REQUEST = Find each line with "capitata" and copy it.

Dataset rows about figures
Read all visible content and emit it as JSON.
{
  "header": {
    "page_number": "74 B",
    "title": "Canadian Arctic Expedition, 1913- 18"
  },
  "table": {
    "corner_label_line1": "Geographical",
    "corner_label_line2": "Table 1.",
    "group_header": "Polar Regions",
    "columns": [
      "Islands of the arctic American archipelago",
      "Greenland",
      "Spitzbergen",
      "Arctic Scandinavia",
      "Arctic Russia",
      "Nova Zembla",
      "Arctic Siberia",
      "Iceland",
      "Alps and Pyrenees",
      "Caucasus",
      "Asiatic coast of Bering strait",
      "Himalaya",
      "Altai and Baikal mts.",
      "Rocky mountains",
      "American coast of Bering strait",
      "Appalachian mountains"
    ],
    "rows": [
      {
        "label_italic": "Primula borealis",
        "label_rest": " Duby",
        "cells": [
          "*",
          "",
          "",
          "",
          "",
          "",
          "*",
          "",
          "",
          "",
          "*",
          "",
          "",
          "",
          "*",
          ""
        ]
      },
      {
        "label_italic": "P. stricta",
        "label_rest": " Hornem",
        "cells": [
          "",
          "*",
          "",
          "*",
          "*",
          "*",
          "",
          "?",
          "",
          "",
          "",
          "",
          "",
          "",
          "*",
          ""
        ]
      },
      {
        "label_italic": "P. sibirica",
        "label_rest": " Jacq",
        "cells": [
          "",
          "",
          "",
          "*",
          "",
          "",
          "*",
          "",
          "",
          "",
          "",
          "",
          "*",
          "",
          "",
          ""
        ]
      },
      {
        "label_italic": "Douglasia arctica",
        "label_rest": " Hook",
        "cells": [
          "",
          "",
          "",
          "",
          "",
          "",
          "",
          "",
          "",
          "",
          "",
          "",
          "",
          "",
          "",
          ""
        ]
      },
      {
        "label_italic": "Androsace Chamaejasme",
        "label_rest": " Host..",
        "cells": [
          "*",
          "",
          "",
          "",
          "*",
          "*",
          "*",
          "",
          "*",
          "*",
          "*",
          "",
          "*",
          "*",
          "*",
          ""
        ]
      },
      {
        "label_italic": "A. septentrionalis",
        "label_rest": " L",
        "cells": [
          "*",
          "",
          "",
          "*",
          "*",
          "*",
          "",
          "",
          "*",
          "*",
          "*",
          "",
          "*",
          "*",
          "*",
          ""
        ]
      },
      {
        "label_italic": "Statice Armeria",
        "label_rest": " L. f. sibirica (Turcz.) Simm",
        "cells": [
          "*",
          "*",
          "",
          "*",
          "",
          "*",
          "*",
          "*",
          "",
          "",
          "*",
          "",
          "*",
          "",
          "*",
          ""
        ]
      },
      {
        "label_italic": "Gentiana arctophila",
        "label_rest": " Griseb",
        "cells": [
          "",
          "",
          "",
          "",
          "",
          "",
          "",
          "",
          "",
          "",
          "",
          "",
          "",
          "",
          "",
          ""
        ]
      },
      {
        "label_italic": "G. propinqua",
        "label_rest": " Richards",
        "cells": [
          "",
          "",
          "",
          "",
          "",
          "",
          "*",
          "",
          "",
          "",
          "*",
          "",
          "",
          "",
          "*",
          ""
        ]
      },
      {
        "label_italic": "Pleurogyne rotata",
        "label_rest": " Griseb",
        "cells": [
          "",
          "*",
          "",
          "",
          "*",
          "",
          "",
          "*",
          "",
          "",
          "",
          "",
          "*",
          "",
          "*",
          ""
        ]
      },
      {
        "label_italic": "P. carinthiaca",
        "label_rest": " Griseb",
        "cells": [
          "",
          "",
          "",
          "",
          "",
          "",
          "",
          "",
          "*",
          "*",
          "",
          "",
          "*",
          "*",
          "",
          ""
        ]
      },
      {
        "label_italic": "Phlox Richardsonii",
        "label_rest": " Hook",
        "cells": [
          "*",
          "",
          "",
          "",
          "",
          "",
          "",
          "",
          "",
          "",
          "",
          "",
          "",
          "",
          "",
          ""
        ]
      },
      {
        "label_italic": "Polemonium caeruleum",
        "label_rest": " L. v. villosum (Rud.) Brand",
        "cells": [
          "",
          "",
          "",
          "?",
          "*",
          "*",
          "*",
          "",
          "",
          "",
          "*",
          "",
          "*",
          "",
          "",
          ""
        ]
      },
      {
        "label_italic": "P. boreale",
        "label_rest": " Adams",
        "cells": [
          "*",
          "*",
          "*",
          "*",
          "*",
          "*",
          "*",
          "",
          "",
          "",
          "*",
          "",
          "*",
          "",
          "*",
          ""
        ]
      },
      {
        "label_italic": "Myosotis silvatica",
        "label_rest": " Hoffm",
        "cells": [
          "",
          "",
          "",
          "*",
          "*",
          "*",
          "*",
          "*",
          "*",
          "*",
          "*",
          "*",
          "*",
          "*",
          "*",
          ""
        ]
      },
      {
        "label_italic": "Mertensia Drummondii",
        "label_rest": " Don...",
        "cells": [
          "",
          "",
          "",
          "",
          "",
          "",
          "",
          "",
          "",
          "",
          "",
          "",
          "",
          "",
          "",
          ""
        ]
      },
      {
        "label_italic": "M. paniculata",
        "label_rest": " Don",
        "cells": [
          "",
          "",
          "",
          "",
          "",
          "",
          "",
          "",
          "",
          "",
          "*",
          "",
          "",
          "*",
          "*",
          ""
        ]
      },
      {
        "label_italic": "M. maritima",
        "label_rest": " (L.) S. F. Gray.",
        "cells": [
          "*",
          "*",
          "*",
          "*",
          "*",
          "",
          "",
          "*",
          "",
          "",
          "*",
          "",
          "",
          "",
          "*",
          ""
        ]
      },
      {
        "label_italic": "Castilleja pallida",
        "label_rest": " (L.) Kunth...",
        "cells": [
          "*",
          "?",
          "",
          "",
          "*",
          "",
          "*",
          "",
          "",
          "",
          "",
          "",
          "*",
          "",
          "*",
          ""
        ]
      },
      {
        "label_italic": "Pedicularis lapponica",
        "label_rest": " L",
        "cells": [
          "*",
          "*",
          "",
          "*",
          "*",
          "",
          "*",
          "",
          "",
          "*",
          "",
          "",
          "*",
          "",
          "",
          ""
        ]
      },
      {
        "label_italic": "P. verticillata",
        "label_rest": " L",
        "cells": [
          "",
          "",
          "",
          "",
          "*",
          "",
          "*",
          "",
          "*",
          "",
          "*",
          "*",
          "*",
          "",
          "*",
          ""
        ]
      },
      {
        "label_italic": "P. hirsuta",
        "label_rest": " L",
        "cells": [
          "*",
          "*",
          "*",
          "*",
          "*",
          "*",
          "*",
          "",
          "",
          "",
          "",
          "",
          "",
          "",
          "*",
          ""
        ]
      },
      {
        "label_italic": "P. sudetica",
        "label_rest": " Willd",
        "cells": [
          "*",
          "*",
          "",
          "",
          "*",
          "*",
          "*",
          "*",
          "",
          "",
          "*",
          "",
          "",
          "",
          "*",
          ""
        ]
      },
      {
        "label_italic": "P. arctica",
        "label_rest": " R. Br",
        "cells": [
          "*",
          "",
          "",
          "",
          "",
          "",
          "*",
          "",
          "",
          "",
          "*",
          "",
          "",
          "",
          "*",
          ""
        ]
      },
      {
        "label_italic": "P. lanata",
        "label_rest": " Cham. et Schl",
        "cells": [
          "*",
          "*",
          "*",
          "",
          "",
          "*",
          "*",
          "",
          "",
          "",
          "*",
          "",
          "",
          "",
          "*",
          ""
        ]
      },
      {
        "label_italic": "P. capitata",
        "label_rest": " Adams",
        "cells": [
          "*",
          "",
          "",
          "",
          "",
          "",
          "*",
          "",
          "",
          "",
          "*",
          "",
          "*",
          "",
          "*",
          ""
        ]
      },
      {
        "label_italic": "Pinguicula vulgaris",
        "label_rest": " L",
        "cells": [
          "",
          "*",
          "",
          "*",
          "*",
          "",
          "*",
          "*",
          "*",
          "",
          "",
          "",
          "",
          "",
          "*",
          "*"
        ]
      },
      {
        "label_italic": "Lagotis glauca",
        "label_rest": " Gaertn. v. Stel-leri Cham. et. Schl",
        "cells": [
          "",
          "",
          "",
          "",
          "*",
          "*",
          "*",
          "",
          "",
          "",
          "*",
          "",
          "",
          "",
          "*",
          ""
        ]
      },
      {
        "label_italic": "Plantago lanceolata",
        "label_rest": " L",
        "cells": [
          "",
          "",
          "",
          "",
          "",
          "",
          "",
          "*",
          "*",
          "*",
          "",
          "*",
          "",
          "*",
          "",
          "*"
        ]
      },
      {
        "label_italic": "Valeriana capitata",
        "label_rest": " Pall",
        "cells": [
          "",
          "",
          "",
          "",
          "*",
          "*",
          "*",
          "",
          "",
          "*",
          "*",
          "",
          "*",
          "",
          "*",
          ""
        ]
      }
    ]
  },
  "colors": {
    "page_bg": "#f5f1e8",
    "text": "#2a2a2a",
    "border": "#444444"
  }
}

ANSWER FOR THIS EXERCISE =
        "label_italic": "P. capitata",
        "label_italic": "Valeriana capitata",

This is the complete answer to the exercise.